• [SOURCE]:
Le mythe du franc fort

Du Moyen Âge à nos jours, la défense d'un franc fort, souvent valorisée par une partie du corps social, résulte d'un choix politique qui favorise en fait certains acteurs économiques (détenteurs de valeurs financières ou immobilières) au détriment de la croissance comme ce fut le cas, par exemple, au début des années 1930. À l'inverse, les dévaluations du franc sont souvent liées à des périodes noires sur le plan économique et jugées de façon négative. La mémoire collective se souvient d'ailleurs de Raymond Poincaré et du général de Gaulle comme des défenseurs d'un franc stable et fort même s'ils ont procédé à des dévaluations.

Mesures de redressement économique en 1925

Georges Bonnet, Vingt Ans de vie politique
Georges Bonnet, ministre des Finances radical du gouvernement Painlevé (Cartel des gauches), présente en 1925 des mesures de redressement financier au Conseil de régence de la Banque de France, composé de représentants des milieux d'affaires.

Painlevé était venu assister à cette séance mémorable et il l'ouvrit à sa façon, simple et charmante. « La situation financière est difficile, le ministre des Finances a établi un plan dont il vous exposera les grandes lignes. Nous aimerions connaître vos observations ou entendre vos conseils car nous connaissons votre expérience et votre autorité. »

Données d'annotation de mise en page:
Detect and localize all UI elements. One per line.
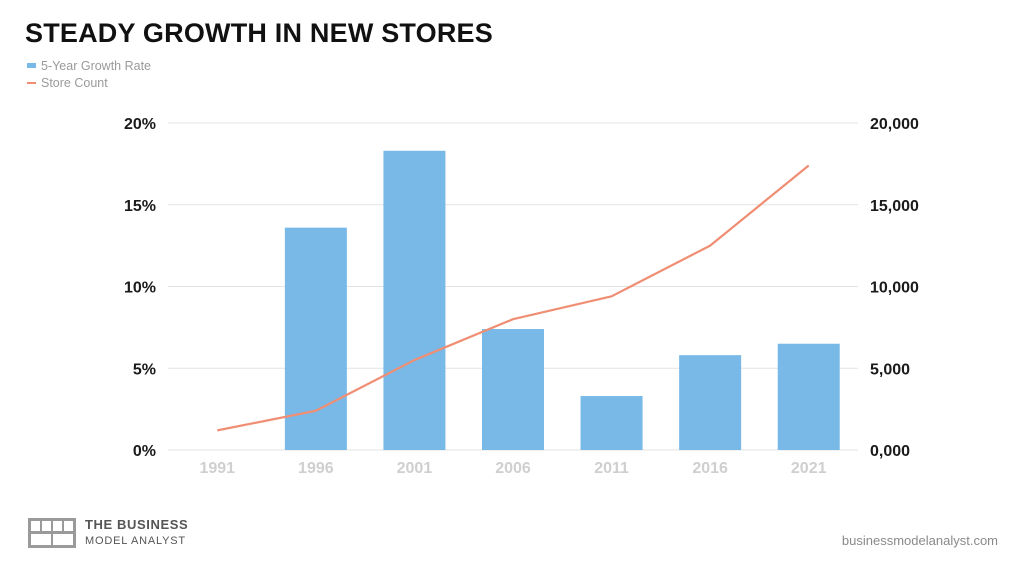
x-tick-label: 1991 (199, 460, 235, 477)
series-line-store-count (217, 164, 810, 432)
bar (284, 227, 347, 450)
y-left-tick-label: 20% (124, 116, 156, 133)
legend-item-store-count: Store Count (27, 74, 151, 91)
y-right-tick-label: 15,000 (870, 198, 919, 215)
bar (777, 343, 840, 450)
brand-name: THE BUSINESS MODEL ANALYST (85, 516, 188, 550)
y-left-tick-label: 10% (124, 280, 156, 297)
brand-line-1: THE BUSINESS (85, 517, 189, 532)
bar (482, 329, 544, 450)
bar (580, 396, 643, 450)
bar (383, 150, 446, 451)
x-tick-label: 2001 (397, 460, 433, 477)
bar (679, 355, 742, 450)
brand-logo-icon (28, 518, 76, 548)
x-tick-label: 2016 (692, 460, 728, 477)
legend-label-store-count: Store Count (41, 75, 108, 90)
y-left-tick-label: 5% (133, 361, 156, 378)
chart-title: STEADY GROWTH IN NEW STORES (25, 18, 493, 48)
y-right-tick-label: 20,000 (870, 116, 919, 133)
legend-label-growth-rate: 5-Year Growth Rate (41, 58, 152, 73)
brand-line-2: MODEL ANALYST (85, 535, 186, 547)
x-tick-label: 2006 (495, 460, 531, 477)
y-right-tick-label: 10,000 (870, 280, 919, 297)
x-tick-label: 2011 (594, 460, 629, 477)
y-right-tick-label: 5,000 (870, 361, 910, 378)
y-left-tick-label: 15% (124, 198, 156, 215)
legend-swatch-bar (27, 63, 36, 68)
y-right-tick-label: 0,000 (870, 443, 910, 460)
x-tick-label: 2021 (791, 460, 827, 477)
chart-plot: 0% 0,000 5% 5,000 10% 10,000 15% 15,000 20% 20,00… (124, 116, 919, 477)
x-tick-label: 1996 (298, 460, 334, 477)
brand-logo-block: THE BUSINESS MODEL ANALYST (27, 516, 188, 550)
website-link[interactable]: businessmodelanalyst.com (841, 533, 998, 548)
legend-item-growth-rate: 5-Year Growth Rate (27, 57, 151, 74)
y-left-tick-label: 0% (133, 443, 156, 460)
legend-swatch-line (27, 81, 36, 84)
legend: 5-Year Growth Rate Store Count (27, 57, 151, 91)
---
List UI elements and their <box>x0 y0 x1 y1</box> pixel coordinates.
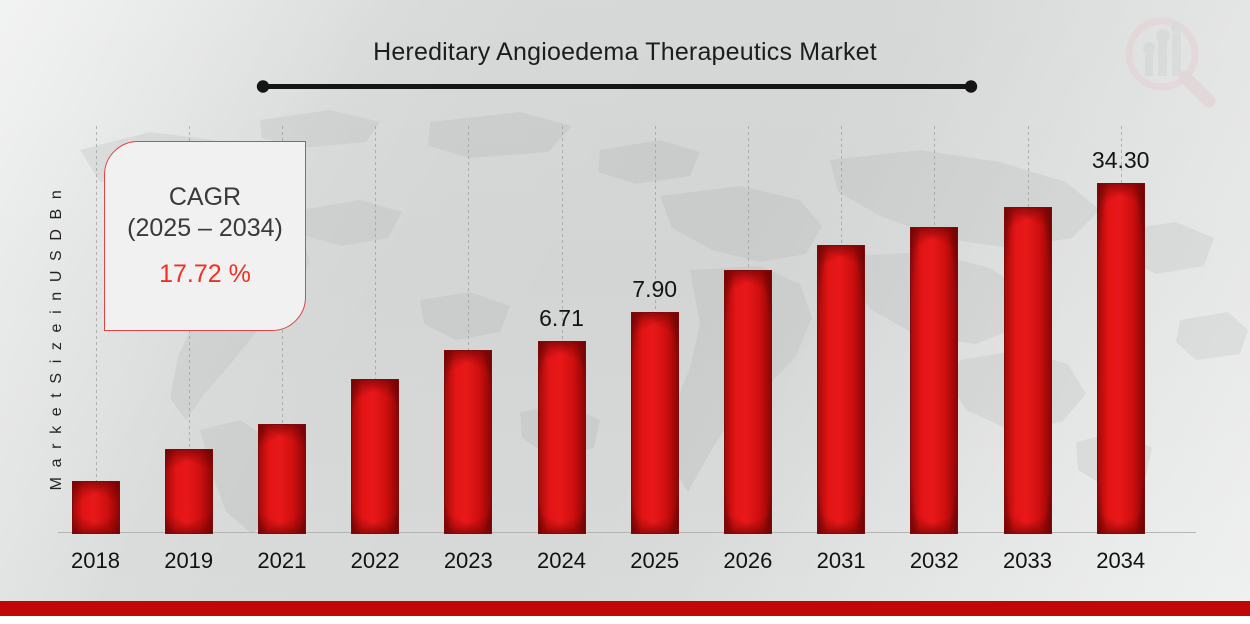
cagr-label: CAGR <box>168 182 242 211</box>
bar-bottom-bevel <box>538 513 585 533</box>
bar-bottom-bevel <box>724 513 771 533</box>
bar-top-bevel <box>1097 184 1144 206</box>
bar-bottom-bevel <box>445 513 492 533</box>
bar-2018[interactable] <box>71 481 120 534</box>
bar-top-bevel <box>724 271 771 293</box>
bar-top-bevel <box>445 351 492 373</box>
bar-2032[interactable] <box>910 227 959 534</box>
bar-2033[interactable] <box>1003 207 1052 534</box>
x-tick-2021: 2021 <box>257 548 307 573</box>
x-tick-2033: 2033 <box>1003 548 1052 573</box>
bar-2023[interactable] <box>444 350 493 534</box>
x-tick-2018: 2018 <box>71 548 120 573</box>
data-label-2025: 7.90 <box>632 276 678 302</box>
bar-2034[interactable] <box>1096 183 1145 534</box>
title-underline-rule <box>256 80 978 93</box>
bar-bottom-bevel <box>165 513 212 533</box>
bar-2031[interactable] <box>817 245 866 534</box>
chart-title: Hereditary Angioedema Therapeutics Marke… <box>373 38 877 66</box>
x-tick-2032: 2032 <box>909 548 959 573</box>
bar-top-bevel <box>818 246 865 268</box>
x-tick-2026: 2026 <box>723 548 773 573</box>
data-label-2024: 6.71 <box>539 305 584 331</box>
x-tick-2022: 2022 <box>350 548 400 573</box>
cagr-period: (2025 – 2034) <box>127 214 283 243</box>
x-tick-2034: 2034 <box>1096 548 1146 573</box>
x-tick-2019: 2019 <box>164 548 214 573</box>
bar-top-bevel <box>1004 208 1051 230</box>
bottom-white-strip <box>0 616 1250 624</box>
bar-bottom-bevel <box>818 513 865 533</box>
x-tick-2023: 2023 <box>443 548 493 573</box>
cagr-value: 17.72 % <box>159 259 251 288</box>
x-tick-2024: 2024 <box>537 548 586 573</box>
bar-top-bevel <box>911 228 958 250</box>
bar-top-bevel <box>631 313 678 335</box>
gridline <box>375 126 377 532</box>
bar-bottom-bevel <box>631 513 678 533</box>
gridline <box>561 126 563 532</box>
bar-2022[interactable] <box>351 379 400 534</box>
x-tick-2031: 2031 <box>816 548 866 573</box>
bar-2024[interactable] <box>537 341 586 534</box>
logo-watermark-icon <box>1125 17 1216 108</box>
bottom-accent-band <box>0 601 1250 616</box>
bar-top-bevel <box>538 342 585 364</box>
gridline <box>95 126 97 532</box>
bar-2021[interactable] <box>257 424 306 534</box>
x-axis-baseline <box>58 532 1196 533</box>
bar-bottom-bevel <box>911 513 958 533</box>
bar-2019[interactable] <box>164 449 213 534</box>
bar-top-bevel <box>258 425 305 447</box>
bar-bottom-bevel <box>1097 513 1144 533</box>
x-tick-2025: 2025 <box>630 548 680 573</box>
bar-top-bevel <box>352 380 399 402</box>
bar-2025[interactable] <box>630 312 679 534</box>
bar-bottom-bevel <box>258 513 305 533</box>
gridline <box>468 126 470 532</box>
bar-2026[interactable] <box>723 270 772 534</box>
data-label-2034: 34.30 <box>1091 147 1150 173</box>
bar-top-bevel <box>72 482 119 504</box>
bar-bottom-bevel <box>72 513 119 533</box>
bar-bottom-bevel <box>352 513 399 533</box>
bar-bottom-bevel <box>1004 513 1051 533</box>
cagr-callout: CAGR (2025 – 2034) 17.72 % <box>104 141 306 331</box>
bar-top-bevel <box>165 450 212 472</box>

• [VOTRE TÂCHE]:
Pour chaque affirmation, dites par oui ou par non si elle concorde avec le texte sur le franc fort, puis citez à l'identique les mots du texte qui tranchent. (a) Les dévaluations du franc sont souvent jugées de façon positive. (b) Georges Bonnet était ministre des Finances du gouvernement Painlevé. (c) Le Conseil de régence de la Banque de France était composé de représentants des milieux d'affaires. Ces données constituent un matériau à part, indépendant du texte.

• [RÉSULTAT FINAL]:
(a) Non : « jugées de façon négative ».
(b) Oui : « Georges Bonnet, ministre des Finances radical du gouvernement Painlevé ».
(c) Oui : « composé de représentants des milieux d'affaires ».